TO DO -
Filter out everything except lines holding "title".

################

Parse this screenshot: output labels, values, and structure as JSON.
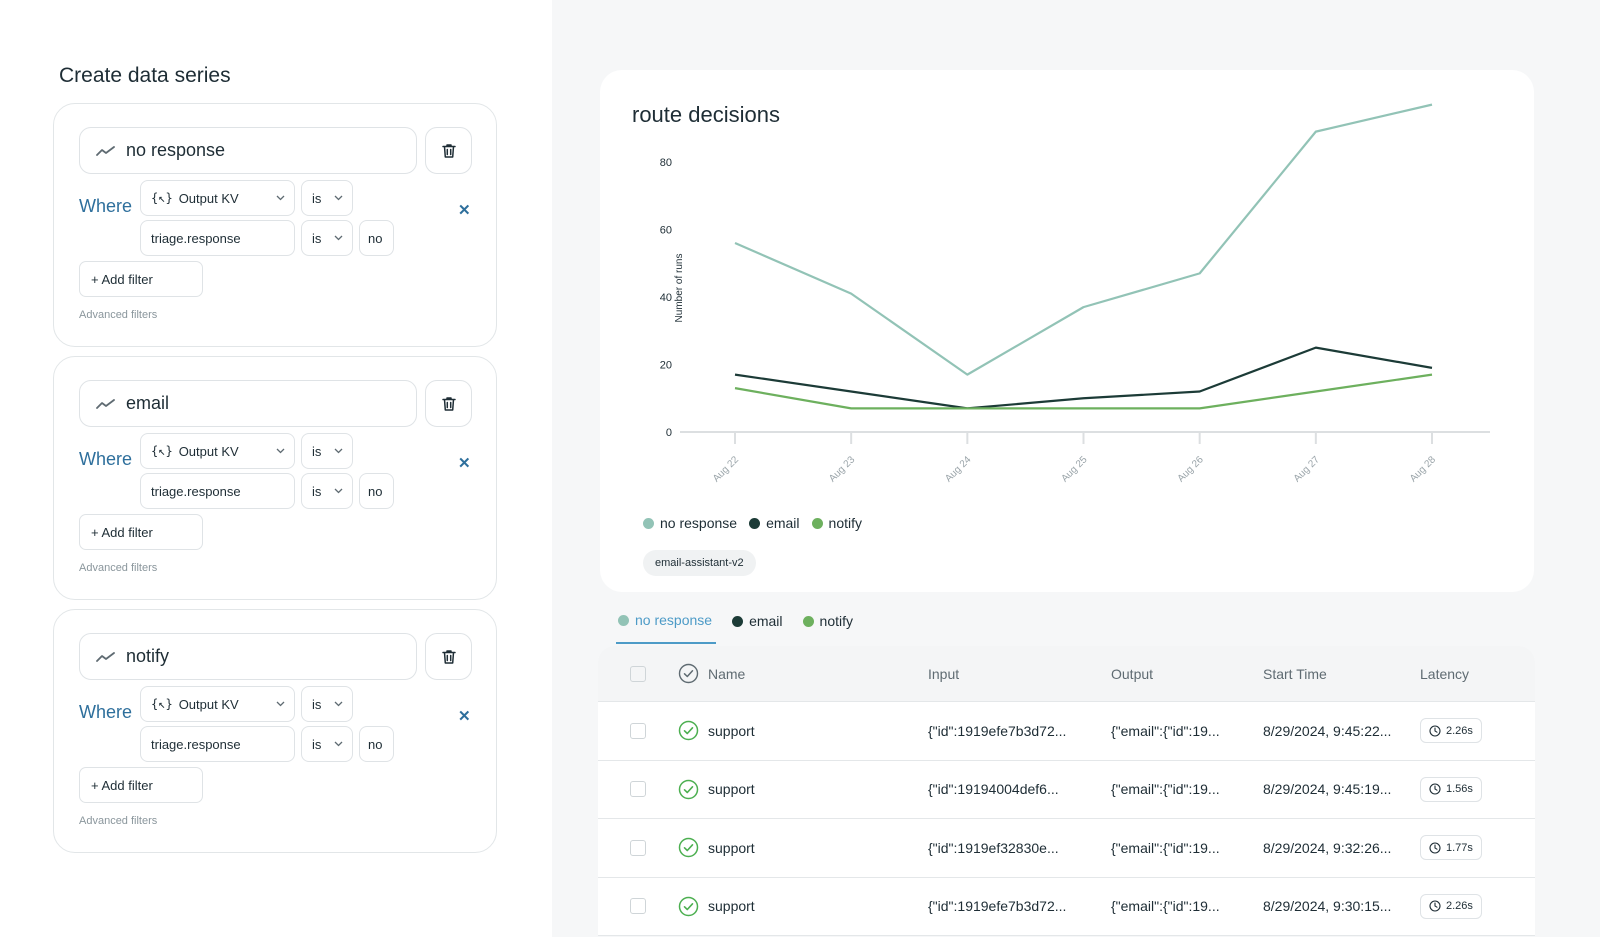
{
  "left_panel": {
    "title": "Create data series",
    "series": [
      {
        "name": "no response",
        "where_label": "Where",
        "field_select": "Output KV",
        "field_op": "is",
        "key": "triage.response",
        "key_op": "is",
        "value": "no",
        "add_filter": "+ Add filter",
        "advanced": "Advanced filters"
      },
      {
        "name": "email",
        "where_label": "Where",
        "field_select": "Output KV",
        "field_op": "is",
        "key": "triage.response",
        "key_op": "is",
        "value": "no",
        "add_filter": "+ Add filter",
        "advanced": "Advanced filters"
      },
      {
        "name": "notify",
        "where_label": "Where",
        "field_select": "Output KV",
        "field_op": "is",
        "key": "triage.response",
        "key_op": "is",
        "value": "no",
        "add_filter": "+ Add filter",
        "advanced": "Advanced filters"
      }
    ]
  },
  "chart_data": {
    "type": "line",
    "title": "route decisions",
    "ylabel": "Number of runs",
    "xlabel": "",
    "categories": [
      "Aug 22",
      "Aug 23",
      "Aug 24",
      "Aug 25",
      "Aug 26",
      "Aug 27",
      "Aug 28"
    ],
    "y_ticks": [
      "0",
      "20",
      "40",
      "60",
      "80"
    ],
    "ylim": [
      0,
      80
    ],
    "grid": false,
    "legend_position": "bottom-left",
    "series": [
      {
        "name": "no response",
        "color": "#92c3b6",
        "values": [
          56,
          41,
          17,
          37,
          47,
          89,
          97
        ]
      },
      {
        "name": "email",
        "color": "#1c3b37",
        "values": [
          17,
          12,
          7,
          10,
          12,
          25,
          19
        ]
      },
      {
        "name": "notify",
        "color": "#6db05e",
        "values": [
          13,
          7,
          7,
          7,
          7,
          12,
          17
        ]
      }
    ]
  },
  "chart_card": {
    "legend": [
      {
        "label": "no response",
        "color": "#92c3b6"
      },
      {
        "label": "email",
        "color": "#1c3b37"
      },
      {
        "label": "notify",
        "color": "#6db05e"
      }
    ],
    "chip": "email-assistant-v2"
  },
  "tabs": [
    {
      "label": "no response",
      "color": "#92c3b6",
      "active": true
    },
    {
      "label": "email",
      "color": "#1c3b37",
      "active": false
    },
    {
      "label": "notify",
      "color": "#6db05e",
      "active": false
    }
  ],
  "table": {
    "columns": {
      "name": "Name",
      "input": "Input",
      "output": "Output",
      "start": "Start Time",
      "latency": "Latency"
    },
    "rows": [
      {
        "name": "support",
        "input": "{\"id\":1919efe7b3d72...",
        "output": "{\"email\":{\"id\":19...",
        "start": "8/29/2024, 9:45:22...",
        "latency": "2.26s"
      },
      {
        "name": "support",
        "input": "{\"id\":19194004def6...",
        "output": "{\"email\":{\"id\":19...",
        "start": "8/29/2024, 9:45:19...",
        "latency": "1.56s"
      },
      {
        "name": "support",
        "input": "{\"id\":1919ef32830e...",
        "output": "{\"email\":{\"id\":19...",
        "start": "8/29/2024, 9:32:26...",
        "latency": "1.77s"
      },
      {
        "name": "support",
        "input": "{\"id\":1919efe7b3d72...",
        "output": "{\"email\":{\"id\":19...",
        "start": "8/29/2024, 9:30:15...",
        "latency": "2.26s"
      }
    ]
  }
}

################

ANSWER BELOW -
    "title": "Create data series",
    "title": "route decisions",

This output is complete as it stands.